In the records that follow, show each line where the word "压强变小" is present.

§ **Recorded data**
-=-=-=-=-

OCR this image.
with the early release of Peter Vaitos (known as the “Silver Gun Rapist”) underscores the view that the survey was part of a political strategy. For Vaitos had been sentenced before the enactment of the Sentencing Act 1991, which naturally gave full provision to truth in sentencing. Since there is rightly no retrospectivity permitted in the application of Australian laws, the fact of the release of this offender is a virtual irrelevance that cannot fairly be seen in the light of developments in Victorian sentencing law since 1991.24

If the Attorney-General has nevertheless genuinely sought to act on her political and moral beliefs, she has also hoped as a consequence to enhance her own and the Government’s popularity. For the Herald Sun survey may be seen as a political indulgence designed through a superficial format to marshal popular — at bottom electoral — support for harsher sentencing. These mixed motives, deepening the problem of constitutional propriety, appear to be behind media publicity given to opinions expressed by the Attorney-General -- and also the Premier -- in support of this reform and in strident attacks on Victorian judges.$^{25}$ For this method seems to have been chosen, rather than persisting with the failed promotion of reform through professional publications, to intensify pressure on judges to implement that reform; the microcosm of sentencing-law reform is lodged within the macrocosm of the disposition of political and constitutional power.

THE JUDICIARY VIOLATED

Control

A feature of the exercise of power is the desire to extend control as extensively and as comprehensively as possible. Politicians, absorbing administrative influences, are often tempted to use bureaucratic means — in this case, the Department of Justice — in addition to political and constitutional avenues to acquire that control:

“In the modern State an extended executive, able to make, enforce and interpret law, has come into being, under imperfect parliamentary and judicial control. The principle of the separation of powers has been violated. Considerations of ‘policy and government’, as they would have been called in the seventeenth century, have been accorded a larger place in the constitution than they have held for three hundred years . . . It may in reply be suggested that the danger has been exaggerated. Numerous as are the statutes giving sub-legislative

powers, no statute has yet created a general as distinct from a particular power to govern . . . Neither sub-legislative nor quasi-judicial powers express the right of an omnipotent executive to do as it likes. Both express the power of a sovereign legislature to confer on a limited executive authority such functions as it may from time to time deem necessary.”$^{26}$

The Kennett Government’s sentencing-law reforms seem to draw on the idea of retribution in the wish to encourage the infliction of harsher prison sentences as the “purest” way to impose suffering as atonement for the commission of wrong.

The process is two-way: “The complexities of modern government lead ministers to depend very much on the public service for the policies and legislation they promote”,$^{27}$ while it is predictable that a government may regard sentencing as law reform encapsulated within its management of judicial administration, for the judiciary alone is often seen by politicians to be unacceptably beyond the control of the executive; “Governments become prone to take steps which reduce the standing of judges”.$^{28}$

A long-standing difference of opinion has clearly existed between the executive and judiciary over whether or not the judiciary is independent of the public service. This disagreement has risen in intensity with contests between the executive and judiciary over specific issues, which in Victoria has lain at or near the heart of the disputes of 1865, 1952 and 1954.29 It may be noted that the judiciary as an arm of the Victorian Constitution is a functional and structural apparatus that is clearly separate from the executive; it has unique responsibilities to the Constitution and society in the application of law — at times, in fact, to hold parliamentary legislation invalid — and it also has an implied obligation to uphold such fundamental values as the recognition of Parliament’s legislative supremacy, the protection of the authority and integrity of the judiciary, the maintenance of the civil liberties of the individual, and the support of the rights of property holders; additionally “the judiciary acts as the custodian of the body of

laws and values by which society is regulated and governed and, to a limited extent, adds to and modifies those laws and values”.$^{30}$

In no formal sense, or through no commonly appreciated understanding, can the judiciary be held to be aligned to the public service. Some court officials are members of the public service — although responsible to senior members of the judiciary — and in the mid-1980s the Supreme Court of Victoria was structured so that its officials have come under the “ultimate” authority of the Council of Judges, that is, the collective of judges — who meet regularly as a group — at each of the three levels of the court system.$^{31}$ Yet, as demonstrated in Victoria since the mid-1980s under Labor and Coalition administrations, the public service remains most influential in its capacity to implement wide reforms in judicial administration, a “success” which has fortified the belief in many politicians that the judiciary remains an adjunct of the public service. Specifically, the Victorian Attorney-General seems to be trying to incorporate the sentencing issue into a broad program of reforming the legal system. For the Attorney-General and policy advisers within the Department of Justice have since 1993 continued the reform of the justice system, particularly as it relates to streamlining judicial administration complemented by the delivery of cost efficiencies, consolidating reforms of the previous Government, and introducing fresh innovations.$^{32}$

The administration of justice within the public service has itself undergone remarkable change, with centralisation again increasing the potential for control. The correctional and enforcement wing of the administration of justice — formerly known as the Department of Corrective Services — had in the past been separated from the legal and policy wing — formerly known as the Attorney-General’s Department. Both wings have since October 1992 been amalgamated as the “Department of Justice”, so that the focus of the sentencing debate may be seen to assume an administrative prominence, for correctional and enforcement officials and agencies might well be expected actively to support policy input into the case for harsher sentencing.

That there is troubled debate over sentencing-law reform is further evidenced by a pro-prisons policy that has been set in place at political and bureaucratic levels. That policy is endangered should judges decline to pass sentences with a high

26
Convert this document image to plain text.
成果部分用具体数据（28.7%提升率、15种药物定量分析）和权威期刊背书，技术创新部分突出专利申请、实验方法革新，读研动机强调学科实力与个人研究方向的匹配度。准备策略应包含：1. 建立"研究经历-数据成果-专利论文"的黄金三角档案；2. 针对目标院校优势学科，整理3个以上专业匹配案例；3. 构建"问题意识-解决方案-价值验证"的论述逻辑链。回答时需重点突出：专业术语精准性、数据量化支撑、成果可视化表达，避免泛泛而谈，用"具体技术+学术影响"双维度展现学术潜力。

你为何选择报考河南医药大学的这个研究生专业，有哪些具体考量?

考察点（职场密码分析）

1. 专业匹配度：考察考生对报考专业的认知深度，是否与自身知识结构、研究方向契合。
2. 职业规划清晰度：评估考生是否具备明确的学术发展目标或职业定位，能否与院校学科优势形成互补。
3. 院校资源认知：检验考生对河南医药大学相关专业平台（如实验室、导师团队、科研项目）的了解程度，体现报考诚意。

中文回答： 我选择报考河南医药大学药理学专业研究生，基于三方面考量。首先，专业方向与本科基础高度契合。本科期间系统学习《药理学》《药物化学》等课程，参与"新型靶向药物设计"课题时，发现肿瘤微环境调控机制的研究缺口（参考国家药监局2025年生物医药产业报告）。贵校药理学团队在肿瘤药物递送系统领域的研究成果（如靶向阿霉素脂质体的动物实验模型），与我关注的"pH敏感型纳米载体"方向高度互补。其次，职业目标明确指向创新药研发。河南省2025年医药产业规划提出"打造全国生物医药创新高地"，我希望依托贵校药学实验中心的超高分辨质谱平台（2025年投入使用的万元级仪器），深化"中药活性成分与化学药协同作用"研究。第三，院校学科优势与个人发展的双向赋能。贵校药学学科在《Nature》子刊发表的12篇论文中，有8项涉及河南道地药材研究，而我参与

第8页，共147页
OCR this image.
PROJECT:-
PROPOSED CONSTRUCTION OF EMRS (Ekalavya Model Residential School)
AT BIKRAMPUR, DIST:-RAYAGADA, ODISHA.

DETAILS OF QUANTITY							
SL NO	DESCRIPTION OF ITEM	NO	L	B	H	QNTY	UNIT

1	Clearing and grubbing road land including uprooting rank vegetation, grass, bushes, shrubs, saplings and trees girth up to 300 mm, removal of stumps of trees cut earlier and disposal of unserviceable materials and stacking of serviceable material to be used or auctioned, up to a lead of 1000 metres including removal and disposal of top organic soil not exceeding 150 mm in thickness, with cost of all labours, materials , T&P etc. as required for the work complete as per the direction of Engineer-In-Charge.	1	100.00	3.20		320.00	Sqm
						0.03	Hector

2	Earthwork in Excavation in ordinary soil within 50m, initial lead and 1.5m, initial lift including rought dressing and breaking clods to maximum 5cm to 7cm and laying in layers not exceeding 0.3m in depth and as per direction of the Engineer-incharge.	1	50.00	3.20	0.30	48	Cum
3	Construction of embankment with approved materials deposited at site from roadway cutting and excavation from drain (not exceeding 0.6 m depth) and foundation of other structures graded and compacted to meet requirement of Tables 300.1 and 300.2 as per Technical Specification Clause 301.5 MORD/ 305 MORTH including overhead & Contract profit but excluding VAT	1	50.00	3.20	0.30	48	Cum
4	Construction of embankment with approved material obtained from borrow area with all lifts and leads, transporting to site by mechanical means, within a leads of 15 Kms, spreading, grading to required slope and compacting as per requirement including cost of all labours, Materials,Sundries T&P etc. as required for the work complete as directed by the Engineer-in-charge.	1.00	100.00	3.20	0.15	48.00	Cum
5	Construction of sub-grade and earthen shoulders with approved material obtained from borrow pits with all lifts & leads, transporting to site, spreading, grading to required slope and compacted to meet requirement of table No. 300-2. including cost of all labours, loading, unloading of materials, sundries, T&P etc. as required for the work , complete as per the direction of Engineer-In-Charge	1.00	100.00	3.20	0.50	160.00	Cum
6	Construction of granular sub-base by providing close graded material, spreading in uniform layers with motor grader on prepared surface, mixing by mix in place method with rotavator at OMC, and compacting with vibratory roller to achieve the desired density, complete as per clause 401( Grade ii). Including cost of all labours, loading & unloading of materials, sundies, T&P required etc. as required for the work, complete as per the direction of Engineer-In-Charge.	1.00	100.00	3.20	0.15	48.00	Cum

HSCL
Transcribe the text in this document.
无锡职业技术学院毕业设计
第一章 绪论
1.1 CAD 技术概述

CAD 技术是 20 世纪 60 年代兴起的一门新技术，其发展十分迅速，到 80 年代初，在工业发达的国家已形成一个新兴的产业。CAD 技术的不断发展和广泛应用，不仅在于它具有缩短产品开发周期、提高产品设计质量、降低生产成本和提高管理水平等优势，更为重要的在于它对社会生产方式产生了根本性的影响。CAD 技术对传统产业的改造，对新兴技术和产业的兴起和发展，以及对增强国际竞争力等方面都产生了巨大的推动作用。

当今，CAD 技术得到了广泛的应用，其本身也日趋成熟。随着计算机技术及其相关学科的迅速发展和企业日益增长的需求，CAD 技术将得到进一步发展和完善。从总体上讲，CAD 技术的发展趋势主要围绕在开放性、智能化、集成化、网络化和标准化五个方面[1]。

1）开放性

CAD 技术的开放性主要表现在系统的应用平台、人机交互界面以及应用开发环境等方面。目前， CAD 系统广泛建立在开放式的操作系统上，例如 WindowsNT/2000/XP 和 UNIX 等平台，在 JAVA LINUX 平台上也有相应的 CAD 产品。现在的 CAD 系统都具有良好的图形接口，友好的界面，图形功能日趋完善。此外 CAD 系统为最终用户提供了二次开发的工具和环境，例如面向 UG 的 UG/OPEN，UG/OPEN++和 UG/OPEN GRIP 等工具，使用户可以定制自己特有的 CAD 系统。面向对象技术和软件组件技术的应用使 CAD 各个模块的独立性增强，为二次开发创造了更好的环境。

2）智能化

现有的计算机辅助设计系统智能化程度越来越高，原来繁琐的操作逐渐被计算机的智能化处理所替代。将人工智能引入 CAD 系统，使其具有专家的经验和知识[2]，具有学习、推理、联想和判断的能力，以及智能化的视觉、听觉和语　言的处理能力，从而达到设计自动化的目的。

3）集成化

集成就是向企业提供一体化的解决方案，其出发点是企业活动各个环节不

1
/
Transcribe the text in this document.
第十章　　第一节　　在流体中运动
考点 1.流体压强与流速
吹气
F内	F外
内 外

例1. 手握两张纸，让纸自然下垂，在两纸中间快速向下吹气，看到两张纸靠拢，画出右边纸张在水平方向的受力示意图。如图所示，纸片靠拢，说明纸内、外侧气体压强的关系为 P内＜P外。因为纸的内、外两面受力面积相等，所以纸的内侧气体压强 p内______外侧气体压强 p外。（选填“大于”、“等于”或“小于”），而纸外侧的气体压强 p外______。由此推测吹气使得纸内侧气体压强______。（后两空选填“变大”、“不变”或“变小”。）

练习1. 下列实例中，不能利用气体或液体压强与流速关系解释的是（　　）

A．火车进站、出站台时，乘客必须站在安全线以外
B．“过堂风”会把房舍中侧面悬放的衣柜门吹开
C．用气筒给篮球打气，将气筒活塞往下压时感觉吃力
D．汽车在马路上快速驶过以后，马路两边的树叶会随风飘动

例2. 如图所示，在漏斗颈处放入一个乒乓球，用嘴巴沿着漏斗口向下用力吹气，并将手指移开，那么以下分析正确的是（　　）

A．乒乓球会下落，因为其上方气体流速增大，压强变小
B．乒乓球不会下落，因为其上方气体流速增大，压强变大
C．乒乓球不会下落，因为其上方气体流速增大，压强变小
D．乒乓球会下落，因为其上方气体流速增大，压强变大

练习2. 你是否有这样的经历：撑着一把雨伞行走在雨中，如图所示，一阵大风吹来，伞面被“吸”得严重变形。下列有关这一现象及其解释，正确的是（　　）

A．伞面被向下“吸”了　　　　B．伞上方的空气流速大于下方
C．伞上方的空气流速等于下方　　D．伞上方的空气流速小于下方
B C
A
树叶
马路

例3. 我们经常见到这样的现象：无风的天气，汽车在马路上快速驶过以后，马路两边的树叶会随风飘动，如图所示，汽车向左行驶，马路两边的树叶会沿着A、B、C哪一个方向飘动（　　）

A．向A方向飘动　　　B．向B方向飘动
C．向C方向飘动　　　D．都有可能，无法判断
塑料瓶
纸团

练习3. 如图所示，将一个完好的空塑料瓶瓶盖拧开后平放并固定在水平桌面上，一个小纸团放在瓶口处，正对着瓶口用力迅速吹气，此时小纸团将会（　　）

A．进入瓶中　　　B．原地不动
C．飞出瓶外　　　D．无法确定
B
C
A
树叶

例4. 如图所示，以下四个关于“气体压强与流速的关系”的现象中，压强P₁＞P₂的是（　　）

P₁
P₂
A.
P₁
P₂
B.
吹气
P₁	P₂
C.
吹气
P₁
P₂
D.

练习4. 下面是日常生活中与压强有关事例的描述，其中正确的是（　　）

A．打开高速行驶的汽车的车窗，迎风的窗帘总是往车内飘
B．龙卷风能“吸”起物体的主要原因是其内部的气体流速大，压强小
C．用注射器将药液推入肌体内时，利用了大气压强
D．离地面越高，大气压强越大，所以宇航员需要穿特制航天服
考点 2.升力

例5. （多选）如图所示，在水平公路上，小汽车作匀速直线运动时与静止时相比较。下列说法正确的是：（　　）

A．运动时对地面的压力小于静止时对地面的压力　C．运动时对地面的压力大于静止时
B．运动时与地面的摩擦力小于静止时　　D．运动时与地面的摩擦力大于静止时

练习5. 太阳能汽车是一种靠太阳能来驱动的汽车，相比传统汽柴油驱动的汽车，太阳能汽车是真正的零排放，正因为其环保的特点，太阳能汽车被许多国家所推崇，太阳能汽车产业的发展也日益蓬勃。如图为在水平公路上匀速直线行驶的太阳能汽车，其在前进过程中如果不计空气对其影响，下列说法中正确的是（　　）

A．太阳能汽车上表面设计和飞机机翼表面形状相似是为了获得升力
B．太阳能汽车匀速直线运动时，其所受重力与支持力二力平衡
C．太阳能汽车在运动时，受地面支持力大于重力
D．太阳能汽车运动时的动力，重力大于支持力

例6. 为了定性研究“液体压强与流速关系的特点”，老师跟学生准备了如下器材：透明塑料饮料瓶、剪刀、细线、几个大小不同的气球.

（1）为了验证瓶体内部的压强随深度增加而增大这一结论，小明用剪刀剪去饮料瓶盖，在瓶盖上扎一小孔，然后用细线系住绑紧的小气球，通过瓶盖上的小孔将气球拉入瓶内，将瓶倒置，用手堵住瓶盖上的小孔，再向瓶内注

-=-=-=-=-

§ **Written response**
A．乒乓球会下落，因为其上方气体流速增大，压强变小
C．乒乓球不会下落，因为其上方气体流速增大，压强变小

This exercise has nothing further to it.